Given instruction —
Look through the data below. Collect every line where the word "yerr" occurs.

Given records —
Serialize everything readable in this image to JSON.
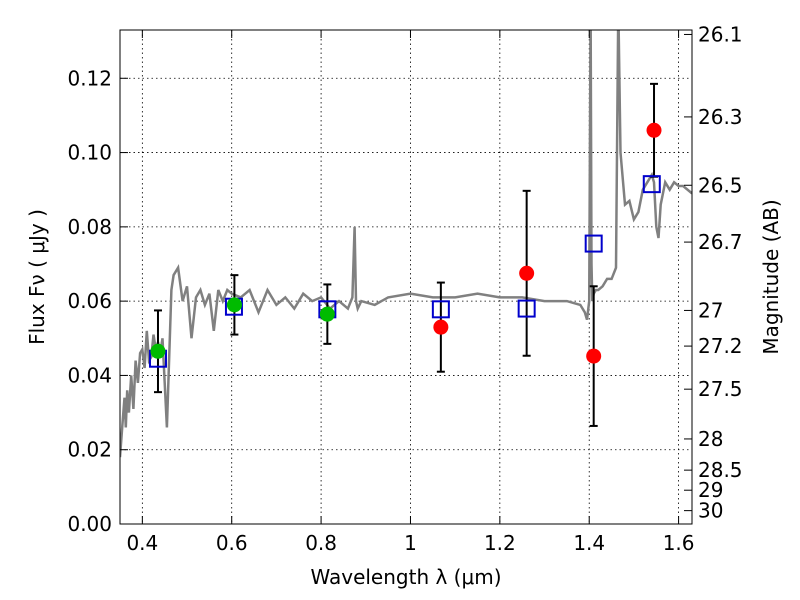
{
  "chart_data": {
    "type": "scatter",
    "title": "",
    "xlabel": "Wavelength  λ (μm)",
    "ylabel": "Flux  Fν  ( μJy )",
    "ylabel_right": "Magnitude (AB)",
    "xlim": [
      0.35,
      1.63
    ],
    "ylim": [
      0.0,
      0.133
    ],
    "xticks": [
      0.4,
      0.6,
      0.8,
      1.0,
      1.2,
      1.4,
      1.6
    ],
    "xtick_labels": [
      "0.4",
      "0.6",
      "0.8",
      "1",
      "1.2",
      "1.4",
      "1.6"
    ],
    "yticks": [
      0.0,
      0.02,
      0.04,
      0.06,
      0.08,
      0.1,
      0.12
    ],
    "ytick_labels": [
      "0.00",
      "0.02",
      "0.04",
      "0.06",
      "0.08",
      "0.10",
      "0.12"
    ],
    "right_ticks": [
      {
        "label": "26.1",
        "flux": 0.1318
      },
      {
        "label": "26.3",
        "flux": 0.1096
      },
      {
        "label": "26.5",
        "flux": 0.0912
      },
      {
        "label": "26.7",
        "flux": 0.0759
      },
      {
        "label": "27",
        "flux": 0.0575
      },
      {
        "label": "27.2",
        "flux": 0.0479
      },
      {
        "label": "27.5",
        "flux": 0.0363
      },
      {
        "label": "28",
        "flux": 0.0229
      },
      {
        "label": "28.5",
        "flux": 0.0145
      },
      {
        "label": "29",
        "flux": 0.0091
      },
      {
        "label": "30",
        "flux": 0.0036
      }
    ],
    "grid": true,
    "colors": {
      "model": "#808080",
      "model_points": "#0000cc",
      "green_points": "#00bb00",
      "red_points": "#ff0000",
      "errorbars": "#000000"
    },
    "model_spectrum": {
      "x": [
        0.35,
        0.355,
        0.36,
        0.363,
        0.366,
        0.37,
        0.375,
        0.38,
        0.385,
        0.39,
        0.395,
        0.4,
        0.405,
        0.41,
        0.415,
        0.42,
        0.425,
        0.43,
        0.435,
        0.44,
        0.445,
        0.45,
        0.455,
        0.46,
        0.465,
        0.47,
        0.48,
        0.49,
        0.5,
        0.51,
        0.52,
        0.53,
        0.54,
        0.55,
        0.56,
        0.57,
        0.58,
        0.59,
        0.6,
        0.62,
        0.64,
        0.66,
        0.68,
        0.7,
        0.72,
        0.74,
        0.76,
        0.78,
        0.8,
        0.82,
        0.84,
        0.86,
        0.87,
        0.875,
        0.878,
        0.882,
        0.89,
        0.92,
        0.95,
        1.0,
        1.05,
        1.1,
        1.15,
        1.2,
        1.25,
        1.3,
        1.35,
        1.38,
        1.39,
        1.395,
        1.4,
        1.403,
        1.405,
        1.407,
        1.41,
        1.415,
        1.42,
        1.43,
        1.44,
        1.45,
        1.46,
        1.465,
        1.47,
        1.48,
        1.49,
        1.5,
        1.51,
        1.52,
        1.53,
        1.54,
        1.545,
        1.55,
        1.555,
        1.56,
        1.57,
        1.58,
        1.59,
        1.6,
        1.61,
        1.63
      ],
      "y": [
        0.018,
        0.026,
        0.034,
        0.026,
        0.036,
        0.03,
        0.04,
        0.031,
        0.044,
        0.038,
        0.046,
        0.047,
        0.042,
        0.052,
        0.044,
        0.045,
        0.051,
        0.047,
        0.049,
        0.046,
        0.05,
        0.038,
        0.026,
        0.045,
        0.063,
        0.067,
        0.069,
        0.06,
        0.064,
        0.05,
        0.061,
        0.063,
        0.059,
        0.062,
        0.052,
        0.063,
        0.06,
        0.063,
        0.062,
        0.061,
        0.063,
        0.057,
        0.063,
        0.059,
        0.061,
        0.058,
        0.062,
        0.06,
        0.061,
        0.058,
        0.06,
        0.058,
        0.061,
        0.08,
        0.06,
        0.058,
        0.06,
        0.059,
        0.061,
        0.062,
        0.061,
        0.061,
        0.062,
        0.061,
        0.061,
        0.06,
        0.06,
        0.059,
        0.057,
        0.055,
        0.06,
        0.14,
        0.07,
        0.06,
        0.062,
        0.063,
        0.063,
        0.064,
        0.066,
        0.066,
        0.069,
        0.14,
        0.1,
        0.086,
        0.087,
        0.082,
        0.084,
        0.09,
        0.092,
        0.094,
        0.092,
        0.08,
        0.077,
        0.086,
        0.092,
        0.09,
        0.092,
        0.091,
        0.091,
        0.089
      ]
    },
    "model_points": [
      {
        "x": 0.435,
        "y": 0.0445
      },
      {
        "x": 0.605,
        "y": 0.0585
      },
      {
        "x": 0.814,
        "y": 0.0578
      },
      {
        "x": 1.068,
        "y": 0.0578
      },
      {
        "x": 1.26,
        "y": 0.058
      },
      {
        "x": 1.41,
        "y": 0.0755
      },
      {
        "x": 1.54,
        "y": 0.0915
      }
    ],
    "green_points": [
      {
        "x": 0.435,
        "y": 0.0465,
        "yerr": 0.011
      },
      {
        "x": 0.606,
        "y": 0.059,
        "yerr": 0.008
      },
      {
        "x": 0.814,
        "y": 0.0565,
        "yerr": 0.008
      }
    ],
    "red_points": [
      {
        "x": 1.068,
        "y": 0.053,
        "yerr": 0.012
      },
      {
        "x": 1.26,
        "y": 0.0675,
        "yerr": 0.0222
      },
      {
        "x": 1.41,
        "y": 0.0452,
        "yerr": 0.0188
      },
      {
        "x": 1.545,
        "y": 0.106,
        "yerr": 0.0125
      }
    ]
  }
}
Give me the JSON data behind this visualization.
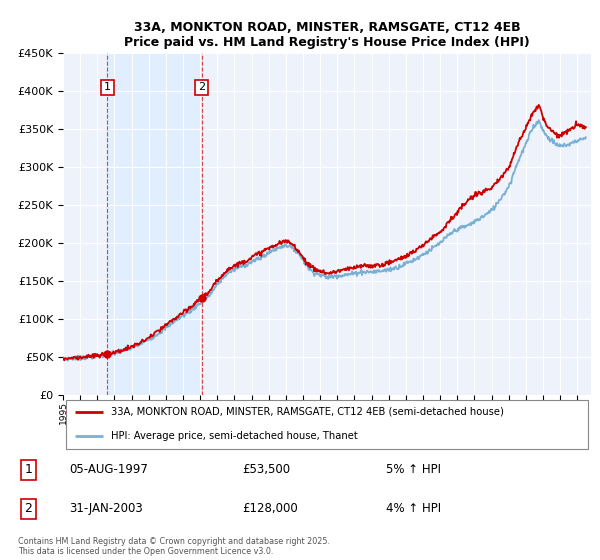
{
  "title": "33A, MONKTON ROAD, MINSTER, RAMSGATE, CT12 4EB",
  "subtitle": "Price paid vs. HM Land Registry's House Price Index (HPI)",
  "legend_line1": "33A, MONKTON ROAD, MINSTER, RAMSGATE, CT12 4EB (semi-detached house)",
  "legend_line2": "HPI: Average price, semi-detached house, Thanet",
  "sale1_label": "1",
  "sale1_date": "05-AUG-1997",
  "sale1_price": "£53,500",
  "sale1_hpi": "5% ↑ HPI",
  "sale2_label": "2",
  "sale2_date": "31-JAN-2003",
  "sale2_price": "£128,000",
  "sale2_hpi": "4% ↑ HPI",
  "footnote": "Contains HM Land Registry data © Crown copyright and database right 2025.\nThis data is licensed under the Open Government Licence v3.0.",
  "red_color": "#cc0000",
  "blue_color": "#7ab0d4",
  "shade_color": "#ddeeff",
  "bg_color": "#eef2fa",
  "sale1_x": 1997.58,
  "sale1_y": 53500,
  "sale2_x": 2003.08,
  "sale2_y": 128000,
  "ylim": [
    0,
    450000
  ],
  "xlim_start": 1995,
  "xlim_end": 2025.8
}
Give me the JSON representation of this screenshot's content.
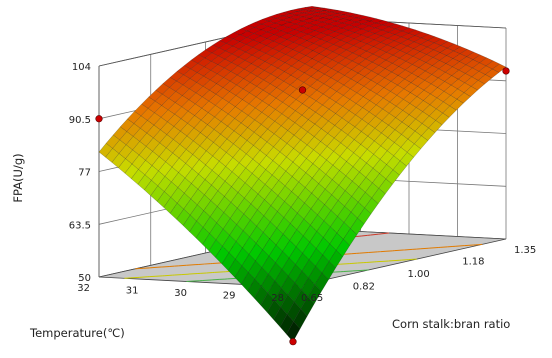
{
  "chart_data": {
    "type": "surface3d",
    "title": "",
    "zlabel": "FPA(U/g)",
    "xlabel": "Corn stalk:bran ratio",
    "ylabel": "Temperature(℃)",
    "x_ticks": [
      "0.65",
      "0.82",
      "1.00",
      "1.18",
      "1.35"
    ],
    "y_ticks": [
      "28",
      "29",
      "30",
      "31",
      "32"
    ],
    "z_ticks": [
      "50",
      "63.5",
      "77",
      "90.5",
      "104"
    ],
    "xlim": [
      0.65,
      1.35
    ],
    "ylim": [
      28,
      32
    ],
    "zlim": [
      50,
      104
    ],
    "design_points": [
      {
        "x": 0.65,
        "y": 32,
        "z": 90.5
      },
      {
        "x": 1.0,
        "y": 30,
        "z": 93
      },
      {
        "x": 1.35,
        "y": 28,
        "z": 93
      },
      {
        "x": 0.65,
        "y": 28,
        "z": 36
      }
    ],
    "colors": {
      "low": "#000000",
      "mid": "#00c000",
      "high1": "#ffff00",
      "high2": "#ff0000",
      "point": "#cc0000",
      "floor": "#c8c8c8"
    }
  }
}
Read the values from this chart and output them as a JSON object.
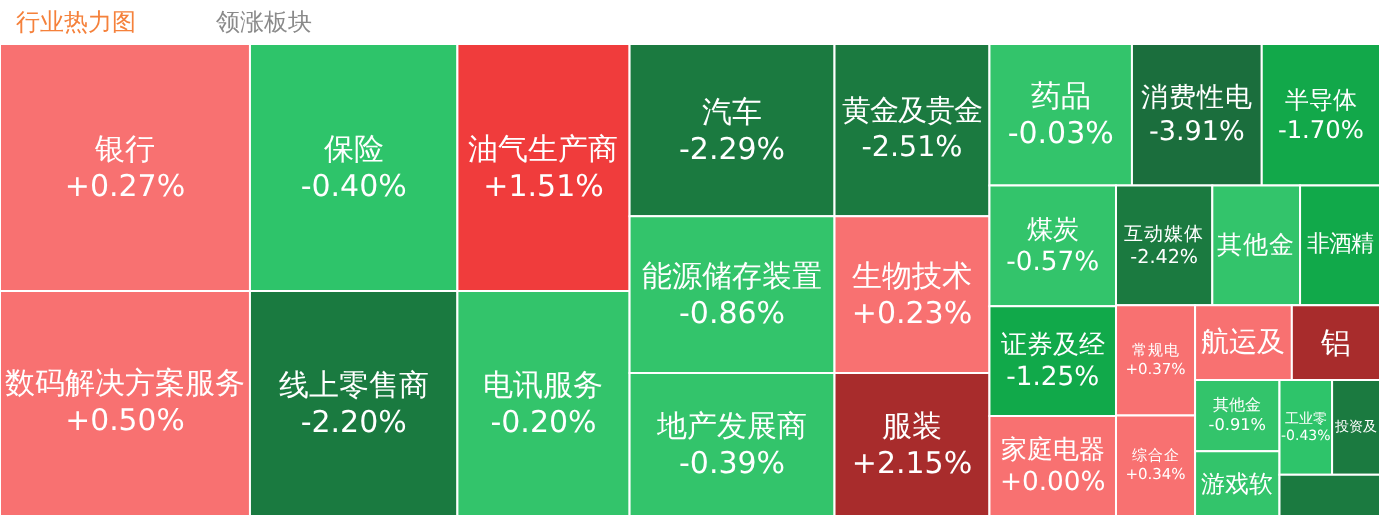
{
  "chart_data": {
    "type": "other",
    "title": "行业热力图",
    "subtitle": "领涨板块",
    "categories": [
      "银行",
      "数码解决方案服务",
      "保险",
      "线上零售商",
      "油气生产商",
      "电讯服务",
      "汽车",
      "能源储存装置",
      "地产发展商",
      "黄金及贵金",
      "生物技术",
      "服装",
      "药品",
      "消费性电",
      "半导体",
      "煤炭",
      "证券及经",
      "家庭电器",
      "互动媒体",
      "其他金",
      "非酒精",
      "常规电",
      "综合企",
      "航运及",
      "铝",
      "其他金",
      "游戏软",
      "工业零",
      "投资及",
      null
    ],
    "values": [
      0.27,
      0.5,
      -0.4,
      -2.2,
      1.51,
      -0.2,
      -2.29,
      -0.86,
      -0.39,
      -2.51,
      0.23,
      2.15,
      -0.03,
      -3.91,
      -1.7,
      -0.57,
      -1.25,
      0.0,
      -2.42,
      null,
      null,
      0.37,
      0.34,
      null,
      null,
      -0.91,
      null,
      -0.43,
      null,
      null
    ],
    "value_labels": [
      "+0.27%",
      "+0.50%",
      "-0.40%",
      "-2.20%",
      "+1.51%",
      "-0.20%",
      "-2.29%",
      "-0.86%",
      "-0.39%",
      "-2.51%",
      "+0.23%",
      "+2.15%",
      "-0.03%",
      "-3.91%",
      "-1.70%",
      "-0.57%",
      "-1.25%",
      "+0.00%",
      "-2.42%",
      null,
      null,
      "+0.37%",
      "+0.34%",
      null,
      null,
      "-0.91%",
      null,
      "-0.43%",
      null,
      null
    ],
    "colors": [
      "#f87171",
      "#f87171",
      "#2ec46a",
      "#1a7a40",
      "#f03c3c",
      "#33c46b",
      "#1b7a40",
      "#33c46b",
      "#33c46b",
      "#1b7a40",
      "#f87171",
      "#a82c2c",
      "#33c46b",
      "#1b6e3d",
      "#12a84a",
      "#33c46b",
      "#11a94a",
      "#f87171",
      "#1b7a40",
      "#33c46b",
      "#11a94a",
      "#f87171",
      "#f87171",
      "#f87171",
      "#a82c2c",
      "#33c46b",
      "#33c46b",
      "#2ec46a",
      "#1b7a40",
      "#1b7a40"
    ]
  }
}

Worked answer —
        "yerr": 0.011
        "yerr": 0.008
        "yerr": 0.008
        "yerr": 0.012
        "yerr": 0.0222
        "yerr": 0.0188
        "yerr": 0.0125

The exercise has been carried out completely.